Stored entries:

>> Begin

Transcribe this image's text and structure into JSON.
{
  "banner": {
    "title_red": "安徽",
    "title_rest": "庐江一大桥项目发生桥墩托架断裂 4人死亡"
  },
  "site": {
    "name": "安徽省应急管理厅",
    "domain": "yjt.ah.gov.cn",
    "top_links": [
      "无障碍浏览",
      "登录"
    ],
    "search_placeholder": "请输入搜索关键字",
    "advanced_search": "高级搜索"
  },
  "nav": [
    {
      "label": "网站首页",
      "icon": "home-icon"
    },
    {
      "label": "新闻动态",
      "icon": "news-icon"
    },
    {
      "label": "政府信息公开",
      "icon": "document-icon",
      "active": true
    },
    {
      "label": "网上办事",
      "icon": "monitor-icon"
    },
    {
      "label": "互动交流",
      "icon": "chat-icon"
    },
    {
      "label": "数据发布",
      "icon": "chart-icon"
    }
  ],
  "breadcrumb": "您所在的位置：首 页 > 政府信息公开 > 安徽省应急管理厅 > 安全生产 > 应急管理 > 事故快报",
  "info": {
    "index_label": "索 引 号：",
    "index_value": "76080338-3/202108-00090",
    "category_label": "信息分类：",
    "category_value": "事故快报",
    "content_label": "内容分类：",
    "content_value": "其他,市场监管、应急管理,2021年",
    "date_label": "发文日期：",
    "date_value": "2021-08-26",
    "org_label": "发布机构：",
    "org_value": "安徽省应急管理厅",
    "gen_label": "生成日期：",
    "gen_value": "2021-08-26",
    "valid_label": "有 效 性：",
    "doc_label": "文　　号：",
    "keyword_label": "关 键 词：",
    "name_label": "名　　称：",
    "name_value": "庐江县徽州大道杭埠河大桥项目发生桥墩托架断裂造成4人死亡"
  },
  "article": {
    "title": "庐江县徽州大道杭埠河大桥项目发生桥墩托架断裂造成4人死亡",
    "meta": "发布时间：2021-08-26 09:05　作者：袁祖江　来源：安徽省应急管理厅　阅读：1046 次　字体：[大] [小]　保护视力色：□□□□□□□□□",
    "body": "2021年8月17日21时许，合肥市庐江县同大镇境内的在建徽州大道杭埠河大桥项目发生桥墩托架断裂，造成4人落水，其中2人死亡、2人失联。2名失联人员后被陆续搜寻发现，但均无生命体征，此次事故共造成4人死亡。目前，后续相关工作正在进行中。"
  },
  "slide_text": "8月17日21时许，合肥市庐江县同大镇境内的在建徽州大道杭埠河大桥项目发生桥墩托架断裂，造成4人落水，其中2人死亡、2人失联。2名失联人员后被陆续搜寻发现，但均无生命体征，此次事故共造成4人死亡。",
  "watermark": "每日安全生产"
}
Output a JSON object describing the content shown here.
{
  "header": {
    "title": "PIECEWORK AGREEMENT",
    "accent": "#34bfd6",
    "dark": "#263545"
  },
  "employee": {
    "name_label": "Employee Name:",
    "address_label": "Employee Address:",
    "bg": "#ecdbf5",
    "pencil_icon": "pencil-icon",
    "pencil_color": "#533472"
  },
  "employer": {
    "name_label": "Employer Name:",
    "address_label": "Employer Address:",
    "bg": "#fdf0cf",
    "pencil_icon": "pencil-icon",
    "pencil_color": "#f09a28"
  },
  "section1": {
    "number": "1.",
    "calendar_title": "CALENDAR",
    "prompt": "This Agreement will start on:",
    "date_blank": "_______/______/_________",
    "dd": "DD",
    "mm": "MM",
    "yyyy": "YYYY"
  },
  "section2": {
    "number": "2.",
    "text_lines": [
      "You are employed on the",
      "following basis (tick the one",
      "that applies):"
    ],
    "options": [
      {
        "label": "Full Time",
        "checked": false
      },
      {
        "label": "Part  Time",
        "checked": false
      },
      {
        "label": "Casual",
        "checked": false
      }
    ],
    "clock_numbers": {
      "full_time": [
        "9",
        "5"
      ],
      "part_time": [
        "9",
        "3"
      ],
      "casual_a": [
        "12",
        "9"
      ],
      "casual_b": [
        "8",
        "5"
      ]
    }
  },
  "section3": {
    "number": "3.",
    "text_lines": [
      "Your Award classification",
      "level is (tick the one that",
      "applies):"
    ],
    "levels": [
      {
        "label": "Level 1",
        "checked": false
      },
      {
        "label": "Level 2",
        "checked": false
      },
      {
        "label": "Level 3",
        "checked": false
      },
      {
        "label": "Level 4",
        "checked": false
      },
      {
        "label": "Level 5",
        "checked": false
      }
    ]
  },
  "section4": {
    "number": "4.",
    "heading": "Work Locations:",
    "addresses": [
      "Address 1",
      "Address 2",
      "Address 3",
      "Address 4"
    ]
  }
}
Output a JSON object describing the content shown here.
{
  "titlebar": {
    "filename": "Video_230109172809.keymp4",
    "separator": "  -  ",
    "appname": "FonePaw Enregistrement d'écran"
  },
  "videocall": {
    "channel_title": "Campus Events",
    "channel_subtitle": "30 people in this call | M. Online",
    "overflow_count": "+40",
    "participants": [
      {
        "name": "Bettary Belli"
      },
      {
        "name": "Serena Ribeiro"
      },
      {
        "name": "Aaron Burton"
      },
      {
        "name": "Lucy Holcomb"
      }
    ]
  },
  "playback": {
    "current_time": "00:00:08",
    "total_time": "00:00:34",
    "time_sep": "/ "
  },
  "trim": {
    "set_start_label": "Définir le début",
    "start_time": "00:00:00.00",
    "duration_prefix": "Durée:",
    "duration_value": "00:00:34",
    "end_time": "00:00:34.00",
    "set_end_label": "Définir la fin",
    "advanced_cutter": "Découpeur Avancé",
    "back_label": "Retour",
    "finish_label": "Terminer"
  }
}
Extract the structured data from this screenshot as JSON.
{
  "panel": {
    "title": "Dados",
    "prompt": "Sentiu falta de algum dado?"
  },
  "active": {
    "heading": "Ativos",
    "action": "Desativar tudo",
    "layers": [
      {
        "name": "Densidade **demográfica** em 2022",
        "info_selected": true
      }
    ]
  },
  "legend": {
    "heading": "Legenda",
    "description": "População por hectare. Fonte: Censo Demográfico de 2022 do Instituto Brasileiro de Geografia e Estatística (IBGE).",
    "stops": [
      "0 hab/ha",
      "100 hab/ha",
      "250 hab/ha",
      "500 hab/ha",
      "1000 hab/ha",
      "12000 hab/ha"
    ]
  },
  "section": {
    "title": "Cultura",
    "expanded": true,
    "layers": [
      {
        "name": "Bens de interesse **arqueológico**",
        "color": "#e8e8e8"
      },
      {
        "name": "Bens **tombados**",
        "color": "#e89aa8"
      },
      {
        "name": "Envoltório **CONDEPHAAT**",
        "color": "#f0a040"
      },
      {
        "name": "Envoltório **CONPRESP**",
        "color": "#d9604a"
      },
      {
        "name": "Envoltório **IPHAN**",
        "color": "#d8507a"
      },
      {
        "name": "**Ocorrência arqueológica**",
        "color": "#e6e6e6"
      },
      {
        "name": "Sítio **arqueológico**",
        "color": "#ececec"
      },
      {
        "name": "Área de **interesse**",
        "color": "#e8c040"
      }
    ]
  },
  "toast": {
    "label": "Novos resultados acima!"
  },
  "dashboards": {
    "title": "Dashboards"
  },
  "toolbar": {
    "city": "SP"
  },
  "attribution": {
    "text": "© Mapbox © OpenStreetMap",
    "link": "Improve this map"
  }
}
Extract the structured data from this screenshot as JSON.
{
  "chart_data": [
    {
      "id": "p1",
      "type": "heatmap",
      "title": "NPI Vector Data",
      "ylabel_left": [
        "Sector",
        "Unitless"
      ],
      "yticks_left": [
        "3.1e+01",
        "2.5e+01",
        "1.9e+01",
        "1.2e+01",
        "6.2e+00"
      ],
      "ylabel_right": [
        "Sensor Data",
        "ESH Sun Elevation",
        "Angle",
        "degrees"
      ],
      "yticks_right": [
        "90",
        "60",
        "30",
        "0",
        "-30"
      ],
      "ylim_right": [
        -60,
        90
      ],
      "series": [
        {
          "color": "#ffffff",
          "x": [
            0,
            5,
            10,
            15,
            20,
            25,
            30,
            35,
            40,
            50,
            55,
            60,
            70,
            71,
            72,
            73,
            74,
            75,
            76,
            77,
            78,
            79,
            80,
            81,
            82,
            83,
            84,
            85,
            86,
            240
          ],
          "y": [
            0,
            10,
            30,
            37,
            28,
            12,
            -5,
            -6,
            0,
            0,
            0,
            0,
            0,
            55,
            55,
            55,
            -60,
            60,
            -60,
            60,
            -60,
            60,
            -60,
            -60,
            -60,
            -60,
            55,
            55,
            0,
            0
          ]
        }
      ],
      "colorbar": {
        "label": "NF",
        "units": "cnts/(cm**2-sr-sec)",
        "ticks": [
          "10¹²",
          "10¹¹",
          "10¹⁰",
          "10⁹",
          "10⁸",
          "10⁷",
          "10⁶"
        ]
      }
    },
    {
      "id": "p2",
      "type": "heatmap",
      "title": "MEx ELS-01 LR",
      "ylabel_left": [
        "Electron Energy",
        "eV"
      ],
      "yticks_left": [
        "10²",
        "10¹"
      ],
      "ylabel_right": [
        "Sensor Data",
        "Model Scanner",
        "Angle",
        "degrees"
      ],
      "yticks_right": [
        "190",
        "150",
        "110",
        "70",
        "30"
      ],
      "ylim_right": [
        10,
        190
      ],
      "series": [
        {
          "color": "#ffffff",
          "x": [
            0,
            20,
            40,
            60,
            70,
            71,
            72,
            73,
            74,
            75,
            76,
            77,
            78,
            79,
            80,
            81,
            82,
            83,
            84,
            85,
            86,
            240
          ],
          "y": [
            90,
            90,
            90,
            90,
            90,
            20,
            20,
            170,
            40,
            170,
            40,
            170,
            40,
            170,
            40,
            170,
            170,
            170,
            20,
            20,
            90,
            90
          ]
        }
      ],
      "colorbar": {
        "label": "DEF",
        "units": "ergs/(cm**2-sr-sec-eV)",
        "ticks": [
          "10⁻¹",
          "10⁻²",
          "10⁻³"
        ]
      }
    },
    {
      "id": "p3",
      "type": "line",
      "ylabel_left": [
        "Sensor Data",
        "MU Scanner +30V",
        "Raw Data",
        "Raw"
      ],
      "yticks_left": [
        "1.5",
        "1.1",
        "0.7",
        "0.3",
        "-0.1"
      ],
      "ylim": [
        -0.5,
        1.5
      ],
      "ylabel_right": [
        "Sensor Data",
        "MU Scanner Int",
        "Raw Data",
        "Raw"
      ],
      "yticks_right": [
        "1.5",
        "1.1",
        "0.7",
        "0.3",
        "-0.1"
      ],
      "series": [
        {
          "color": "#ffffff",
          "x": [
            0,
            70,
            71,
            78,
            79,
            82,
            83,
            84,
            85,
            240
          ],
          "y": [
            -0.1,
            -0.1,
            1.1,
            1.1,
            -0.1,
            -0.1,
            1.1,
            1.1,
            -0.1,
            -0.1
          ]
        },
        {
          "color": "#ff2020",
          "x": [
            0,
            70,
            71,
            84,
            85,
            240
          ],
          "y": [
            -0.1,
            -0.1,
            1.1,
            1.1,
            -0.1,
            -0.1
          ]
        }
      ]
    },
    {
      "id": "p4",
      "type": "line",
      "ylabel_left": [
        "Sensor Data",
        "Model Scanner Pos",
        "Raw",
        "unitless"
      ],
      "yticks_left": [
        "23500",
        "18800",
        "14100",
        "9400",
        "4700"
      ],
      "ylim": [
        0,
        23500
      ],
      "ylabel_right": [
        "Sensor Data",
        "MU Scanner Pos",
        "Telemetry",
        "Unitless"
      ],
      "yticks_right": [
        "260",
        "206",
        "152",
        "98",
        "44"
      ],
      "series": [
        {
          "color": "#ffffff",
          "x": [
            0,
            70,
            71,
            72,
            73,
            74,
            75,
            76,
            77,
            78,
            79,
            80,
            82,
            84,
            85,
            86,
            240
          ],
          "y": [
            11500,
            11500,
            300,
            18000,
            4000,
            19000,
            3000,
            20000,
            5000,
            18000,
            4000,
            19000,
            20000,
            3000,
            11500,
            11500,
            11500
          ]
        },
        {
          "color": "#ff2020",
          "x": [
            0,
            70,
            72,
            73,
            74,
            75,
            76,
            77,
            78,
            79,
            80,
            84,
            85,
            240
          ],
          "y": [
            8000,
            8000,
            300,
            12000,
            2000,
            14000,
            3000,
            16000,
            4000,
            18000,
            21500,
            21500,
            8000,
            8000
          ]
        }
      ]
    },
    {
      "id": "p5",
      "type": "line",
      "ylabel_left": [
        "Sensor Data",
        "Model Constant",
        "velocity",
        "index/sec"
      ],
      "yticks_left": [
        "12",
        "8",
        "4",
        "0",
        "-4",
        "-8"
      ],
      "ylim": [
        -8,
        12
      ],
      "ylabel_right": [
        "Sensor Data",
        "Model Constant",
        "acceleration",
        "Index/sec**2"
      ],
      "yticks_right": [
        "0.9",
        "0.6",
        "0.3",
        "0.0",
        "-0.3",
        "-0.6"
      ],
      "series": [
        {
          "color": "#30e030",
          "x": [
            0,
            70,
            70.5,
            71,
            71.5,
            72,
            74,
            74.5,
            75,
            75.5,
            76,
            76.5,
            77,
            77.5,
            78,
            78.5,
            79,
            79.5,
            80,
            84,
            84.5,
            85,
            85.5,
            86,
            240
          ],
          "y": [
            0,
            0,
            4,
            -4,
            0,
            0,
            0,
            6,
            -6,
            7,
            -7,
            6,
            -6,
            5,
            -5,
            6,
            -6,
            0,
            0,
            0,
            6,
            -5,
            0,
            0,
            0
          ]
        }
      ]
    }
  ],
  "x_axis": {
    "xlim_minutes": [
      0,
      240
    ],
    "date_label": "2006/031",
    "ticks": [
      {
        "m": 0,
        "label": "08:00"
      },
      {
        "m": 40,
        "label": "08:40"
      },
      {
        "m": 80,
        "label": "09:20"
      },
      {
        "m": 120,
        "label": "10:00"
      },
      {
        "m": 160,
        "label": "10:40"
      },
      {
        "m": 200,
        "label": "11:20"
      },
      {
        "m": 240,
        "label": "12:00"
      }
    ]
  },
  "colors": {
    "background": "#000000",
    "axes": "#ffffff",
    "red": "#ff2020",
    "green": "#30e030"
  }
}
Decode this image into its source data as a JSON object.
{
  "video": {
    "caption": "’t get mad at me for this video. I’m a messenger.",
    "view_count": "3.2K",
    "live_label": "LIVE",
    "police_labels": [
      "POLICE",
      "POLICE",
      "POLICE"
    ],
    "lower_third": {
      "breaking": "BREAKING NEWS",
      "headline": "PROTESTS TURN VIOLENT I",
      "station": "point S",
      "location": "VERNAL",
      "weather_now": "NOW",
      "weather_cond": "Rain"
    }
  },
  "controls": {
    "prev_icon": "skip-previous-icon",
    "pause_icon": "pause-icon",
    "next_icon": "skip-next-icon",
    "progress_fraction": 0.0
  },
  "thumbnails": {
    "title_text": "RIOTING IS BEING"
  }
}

>> End

◆ WHAT IS NEEDED ◆
With the line containing "Decode this image" as the first and the last line of the records as the final one, print exactly the lines in that span.

◆ THE RESULT ◆
Decode this image into its source data as a JSON object.
{
  "video": {
    "caption": "’t get mad at me for this video. I’m a messenger.",
    "view_count": "3.2K",
    "live_label": "LIVE",
    "police_labels": [
      "POLICE",
      "POLICE",
      "POLICE"
    ],
    "lower_third": {
      "breaking": "BREAKING NEWS",
      "headline": "PROTESTS TURN VIOLENT I",
      "station": "point S",
      "location": "VERNAL",
      "weather_now": "NOW",
      "weather_cond": "Rain"
    }
  },
  "controls": {
    "prev_icon": "skip-previous-icon",
    "pause_icon": "pause-icon",
    "next_icon": "skip-next-icon",
    "progress_fraction": 0.0
  },
  "thumbnails": {
    "title_text": "RIOTING IS BEING"
  }
}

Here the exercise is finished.